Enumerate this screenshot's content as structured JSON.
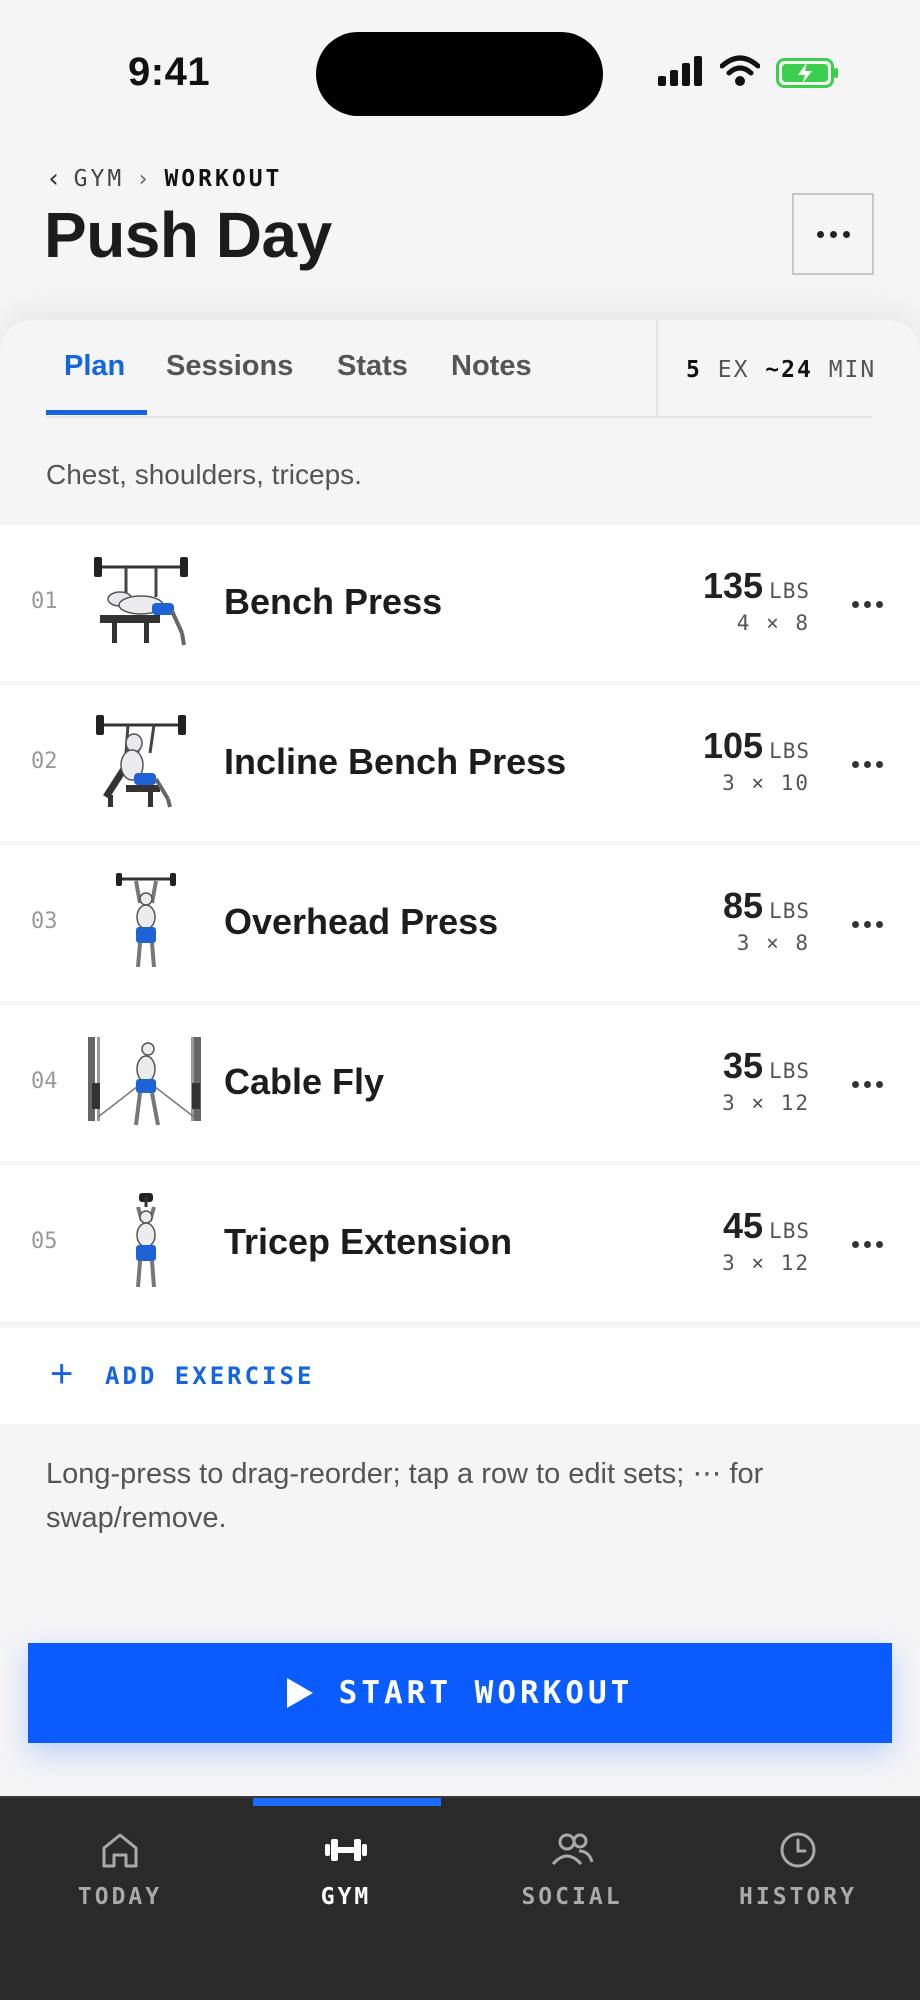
{
  "status_bar": {
    "time": "9:41"
  },
  "header": {
    "breadcrumb": {
      "back_glyph": "‹",
      "parent": "GYM",
      "separator": "›",
      "current": "WORKOUT"
    },
    "title": "Push Day",
    "more_icon": "more-horizontal-icon"
  },
  "tabs": [
    {
      "label": "Plan",
      "active": true
    },
    {
      "label": "Sessions",
      "active": false
    },
    {
      "label": "Stats",
      "active": false
    },
    {
      "label": "Notes",
      "active": false
    }
  ],
  "summary": {
    "exercise_count": "5",
    "exercise_unit": "EX",
    "duration": "~24",
    "duration_unit": "MIN"
  },
  "description": "Chest, shoulders, triceps.",
  "exercises": [
    {
      "index": "01",
      "name": "Bench Press",
      "weight": "135",
      "unit": "LBS",
      "sets": "4 × 8"
    },
    {
      "index": "02",
      "name": "Incline Bench Press",
      "weight": "105",
      "unit": "LBS",
      "sets": "3 × 10"
    },
    {
      "index": "03",
      "name": "Overhead Press",
      "weight": "85",
      "unit": "LBS",
      "sets": "3 × 8"
    },
    {
      "index": "04",
      "name": "Cable Fly",
      "weight": "35",
      "unit": "LBS",
      "sets": "3 × 12"
    },
    {
      "index": "05",
      "name": "Tricep Extension",
      "weight": "45",
      "unit": "LBS",
      "sets": "3 × 12"
    }
  ],
  "add_exercise": {
    "icon": "+",
    "label": "ADD EXERCISE"
  },
  "hint": "Long-press to drag-reorder; tap a row to edit sets; ⋯ for swap/remove.",
  "start_button": {
    "label": "START WORKOUT"
  },
  "nav": [
    {
      "label": "TODAY",
      "icon": "home-icon",
      "active": false
    },
    {
      "label": "GYM",
      "icon": "dumbbell-icon",
      "active": true
    },
    {
      "label": "SOCIAL",
      "icon": "people-icon",
      "active": false
    },
    {
      "label": "HISTORY",
      "icon": "clock-icon",
      "active": false
    }
  ],
  "colors": {
    "accent": "#1565e0",
    "start_button": "#0b5cff",
    "nav_bg": "#2a2a2a",
    "figure_shorts": "#1e63d6"
  }
}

================================

* Task objective
Reproduce the records verbatim, omitting all images they contain.

* Reply
Enumerate this screenshot's content as structured JSON.
{
  "status_bar": {
    "time": "9:41"
  },
  "header": {
    "breadcrumb": {
      "back_glyph": "‹",
      "parent": "GYM",
      "separator": "›",
      "current": "WORKOUT"
    },
    "title": "Push Day",
    "more_icon": "more-horizontal-icon"
  },
  "tabs": [
    {
      "label": "Plan",
      "active": true
    },
    {
      "label": "Sessions",
      "active": false
    },
    {
      "label": "Stats",
      "active": false
    },
    {
      "label": "Notes",
      "active": false
    }
  ],
  "summary": {
    "exercise_count": "5",
    "exercise_unit": "EX",
    "duration": "~24",
    "duration_unit": "MIN"
  },
  "description": "Chest, shoulders, triceps.",
  "exercises": [
    {
      "index": "01",
      "name": "Bench Press",
      "weight": "135",
      "unit": "LBS",
      "sets": "4 × 8"
    },
    {
      "index": "02",
      "name": "Incline Bench Press",
      "weight": "105",
      "unit": "LBS",
      "sets": "3 × 10"
    },
    {
      "index": "03",
      "name": "Overhead Press",
      "weight": "85",
      "unit": "LBS",
      "sets": "3 × 8"
    },
    {
      "index": "04",
      "name": "Cable Fly",
      "weight": "35",
      "unit": "LBS",
      "sets": "3 × 12"
    },
    {
      "index": "05",
      "name": "Tricep Extension",
      "weight": "45",
      "unit": "LBS",
      "sets": "3 × 12"
    }
  ],
  "add_exercise": {
    "icon": "+",
    "label": "ADD EXERCISE"
  },
  "hint": "Long-press to drag-reorder; tap a row to edit sets; ⋯ for swap/remove.",
  "start_button": {
    "label": "START WORKOUT"
  },
  "nav": [
    {
      "label": "TODAY",
      "icon": "home-icon",
      "active": false
    },
    {
      "label": "GYM",
      "icon": "dumbbell-icon",
      "active": true
    },
    {
      "label": "SOCIAL",
      "icon": "people-icon",
      "active": false
    },
    {
      "label": "HISTORY",
      "icon": "clock-icon",
      "active": false
    }
  ],
  "colors": {
    "accent": "#1565e0",
    "start_button": "#0b5cff",
    "nav_bg": "#2a2a2a",
    "figure_shorts": "#1e63d6"
  }
}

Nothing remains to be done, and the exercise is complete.